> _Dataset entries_

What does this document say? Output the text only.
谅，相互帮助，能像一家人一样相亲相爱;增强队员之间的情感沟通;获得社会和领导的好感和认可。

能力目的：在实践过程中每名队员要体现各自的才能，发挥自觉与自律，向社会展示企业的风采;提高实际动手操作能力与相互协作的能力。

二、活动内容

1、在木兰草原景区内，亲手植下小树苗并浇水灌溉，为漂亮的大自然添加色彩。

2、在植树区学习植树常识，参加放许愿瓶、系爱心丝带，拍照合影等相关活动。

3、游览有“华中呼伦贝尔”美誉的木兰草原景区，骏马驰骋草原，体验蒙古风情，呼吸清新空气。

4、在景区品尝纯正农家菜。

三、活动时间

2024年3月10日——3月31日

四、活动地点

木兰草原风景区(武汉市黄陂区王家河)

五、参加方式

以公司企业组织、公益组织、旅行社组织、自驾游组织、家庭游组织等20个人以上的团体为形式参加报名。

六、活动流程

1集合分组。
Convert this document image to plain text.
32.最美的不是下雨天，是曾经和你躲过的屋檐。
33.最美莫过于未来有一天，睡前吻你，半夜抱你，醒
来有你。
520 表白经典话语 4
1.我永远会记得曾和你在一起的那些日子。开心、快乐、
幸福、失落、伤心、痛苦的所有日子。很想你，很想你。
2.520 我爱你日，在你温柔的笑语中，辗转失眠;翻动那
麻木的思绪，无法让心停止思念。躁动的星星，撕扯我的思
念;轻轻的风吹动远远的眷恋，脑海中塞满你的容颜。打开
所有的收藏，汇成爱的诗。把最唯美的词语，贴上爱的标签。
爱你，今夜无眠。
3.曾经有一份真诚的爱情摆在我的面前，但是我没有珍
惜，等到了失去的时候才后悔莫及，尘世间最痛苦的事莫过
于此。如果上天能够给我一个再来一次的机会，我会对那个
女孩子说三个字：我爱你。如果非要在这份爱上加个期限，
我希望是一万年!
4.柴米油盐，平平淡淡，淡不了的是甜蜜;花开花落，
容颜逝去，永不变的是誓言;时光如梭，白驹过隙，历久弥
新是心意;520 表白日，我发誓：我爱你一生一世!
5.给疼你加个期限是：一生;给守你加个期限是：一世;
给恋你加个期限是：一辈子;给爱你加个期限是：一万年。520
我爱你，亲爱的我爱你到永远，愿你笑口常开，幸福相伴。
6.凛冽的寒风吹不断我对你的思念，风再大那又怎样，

> _Given instruction_
Output every entry shown above, exactly.

> _Result_
What does this document say? Output the text only.
谅，相互帮助，能像一家人一样相亲相爱;增强队员之间的情感沟通;获得社会和领导的好感和认可。

能力目的：在实践过程中每名队员要体现各自的才能，发挥自觉与自律，向社会展示企业的风采;提高实际动手操作能力与相互协作的能力。

二、活动内容

1、在木兰草原景区内，亲手植下小树苗并浇水灌溉，为漂亮的大自然添加色彩。

2、在植树区学习植树常识，参加放许愿瓶、系爱心丝带，拍照合影等相关活动。

3、游览有“华中呼伦贝尔”美誉的木兰草原景区，骏马驰骋草原，体验蒙古风情，呼吸清新空气。

4、在景区品尝纯正农家菜。

三、活动时间

2024年3月10日——3月31日

四、活动地点

木兰草原风景区(武汉市黄陂区王家河)

五、参加方式

以公司企业组织、公益组织、旅行社组织、自驾游组织、家庭游组织等20个人以上的团体为形式参加报名。

六、活动流程

1集合分组。
Convert this document image to plain text.
32.最美的不是下雨天，是曾经和你躲过的屋檐。
33.最美莫过于未来有一天，睡前吻你，半夜抱你，醒
来有你。
520 表白经典话语 4
1.我永远会记得曾和你在一起的那些日子。开心、快乐、
幸福、失落、伤心、痛苦的所有日子。很想你，很想你。
2.520 我爱你日，在你温柔的笑语中，辗转失眠;翻动那
麻木的思绪，无法让心停止思念。躁动的星星，撕扯我的思
念;轻轻的风吹动远远的眷恋，脑海中塞满你的容颜。打开
所有的收藏，汇成爱的诗。把最唯美的词语，贴上爱的标签。
爱你，今夜无眠。
3.曾经有一份真诚的爱情摆在我的面前，但是我没有珍
惜，等到了失去的时候才后悔莫及，尘世间最痛苦的事莫过
于此。如果上天能够给我一个再来一次的机会，我会对那个
女孩子说三个字：我爱你。如果非要在这份爱上加个期限，
我希望是一万年!
4.柴米油盐，平平淡淡，淡不了的是甜蜜;花开花落，
容颜逝去，永不变的是誓言;时光如梭，白驹过隙，历久弥
新是心意;520 表白日，我发誓：我爱你一生一世!
5.给疼你加个期限是：一生;给守你加个期限是：一世;
给恋你加个期限是：一辈子;给爱你加个期限是：一万年。520
我爱你，亲爱的我爱你到永远，愿你笑口常开，幸福相伴。
6.凛冽的寒风吹不断我对你的思念，风再大那又怎样，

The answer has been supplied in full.